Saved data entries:
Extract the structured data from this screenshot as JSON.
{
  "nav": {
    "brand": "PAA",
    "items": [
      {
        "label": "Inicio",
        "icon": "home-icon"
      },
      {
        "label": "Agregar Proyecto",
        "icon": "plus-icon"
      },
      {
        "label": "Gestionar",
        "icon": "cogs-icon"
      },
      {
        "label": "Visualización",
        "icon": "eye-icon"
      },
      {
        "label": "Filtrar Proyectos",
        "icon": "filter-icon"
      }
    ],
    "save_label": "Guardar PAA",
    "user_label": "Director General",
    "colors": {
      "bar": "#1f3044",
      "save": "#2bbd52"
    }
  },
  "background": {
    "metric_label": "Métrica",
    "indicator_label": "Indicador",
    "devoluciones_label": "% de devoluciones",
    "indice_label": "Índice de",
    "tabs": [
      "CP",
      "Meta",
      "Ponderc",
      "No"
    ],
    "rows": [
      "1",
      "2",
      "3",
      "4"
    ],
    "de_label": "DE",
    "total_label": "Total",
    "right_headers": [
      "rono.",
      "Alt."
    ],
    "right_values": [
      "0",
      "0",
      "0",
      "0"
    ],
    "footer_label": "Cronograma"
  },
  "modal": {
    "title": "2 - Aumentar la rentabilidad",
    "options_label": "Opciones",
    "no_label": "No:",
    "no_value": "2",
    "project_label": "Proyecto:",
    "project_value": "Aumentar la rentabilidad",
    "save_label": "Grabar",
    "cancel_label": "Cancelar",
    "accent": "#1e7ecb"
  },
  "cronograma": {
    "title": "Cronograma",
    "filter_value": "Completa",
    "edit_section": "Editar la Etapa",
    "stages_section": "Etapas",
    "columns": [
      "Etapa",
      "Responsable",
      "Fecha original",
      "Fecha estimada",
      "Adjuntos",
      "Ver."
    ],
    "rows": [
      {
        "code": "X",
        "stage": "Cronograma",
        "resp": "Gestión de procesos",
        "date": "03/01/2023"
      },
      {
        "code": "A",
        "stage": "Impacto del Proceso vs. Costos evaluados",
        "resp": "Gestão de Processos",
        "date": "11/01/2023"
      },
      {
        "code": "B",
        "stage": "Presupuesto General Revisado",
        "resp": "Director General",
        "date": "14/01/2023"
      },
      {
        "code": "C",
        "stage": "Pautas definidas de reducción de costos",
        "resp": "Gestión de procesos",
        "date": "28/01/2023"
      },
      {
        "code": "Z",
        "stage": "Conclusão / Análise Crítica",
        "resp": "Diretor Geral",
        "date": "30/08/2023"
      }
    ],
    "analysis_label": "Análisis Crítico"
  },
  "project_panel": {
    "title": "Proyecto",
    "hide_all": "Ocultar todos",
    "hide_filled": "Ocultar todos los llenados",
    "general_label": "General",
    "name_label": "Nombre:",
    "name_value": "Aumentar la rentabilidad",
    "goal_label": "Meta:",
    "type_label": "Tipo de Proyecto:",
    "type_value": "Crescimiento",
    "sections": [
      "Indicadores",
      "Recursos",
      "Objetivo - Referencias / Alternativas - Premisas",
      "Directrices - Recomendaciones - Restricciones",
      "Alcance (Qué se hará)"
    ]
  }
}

→ **TASK DETAILS**:
Transcribe the whole listing exactly.

→ **EXPECTED OUTPUT**:
Extract the structured data from this screenshot as JSON.
{
  "nav": {
    "brand": "PAA",
    "items": [
      {
        "label": "Inicio",
        "icon": "home-icon"
      },
      {
        "label": "Agregar Proyecto",
        "icon": "plus-icon"
      },
      {
        "label": "Gestionar",
        "icon": "cogs-icon"
      },
      {
        "label": "Visualización",
        "icon": "eye-icon"
      },
      {
        "label": "Filtrar Proyectos",
        "icon": "filter-icon"
      }
    ],
    "save_label": "Guardar PAA",
    "user_label": "Director General",
    "colors": {
      "bar": "#1f3044",
      "save": "#2bbd52"
    }
  },
  "background": {
    "metric_label": "Métrica",
    "indicator_label": "Indicador",
    "devoluciones_label": "% de devoluciones",
    "indice_label": "Índice de",
    "tabs": [
      "CP",
      "Meta",
      "Ponderc",
      "No"
    ],
    "rows": [
      "1",
      "2",
      "3",
      "4"
    ],
    "de_label": "DE",
    "total_label": "Total",
    "right_headers": [
      "rono.",
      "Alt."
    ],
    "right_values": [
      "0",
      "0",
      "0",
      "0"
    ],
    "footer_label": "Cronograma"
  },
  "modal": {
    "title": "2 - Aumentar la rentabilidad",
    "options_label": "Opciones",
    "no_label": "No:",
    "no_value": "2",
    "project_label": "Proyecto:",
    "project_value": "Aumentar la rentabilidad",
    "save_label": "Grabar",
    "cancel_label": "Cancelar",
    "accent": "#1e7ecb"
  },
  "cronograma": {
    "title": "Cronograma",
    "filter_value": "Completa",
    "edit_section": "Editar la Etapa",
    "stages_section": "Etapas",
    "columns": [
      "Etapa",
      "Responsable",
      "Fecha original",
      "Fecha estimada",
      "Adjuntos",
      "Ver."
    ],
    "rows": [
      {
        "code": "X",
        "stage": "Cronograma",
        "resp": "Gestión de procesos",
        "date": "03/01/2023"
      },
      {
        "code": "A",
        "stage": "Impacto del Proceso vs. Costos evaluados",
        "resp": "Gestão de Processos",
        "date": "11/01/2023"
      },
      {
        "code": "B",
        "stage": "Presupuesto General Revisado",
        "resp": "Director General",
        "date": "14/01/2023"
      },
      {
        "code": "C",
        "stage": "Pautas definidas de reducción de costos",
        "resp": "Gestión de procesos",
        "date": "28/01/2023"
      },
      {
        "code": "Z",
        "stage": "Conclusão / Análise Crítica",
        "resp": "Diretor Geral",
        "date": "30/08/2023"
      }
    ],
    "analysis_label": "Análisis Crítico"
  },
  "project_panel": {
    "title": "Proyecto",
    "hide_all": "Ocultar todos",
    "hide_filled": "Ocultar todos los llenados",
    "general_label": "General",
    "name_label": "Nombre:",
    "name_value": "Aumentar la rentabilidad",
    "goal_label": "Meta:",
    "type_label": "Tipo de Proyecto:",
    "type_value": "Crescimiento",
    "sections": [
      "Indicadores",
      "Recursos",
      "Objetivo - Referencias / Alternativas - Premisas",
      "Directrices - Recomendaciones - Restricciones",
      "Alcance (Qué se hará)"
    ]
  }
}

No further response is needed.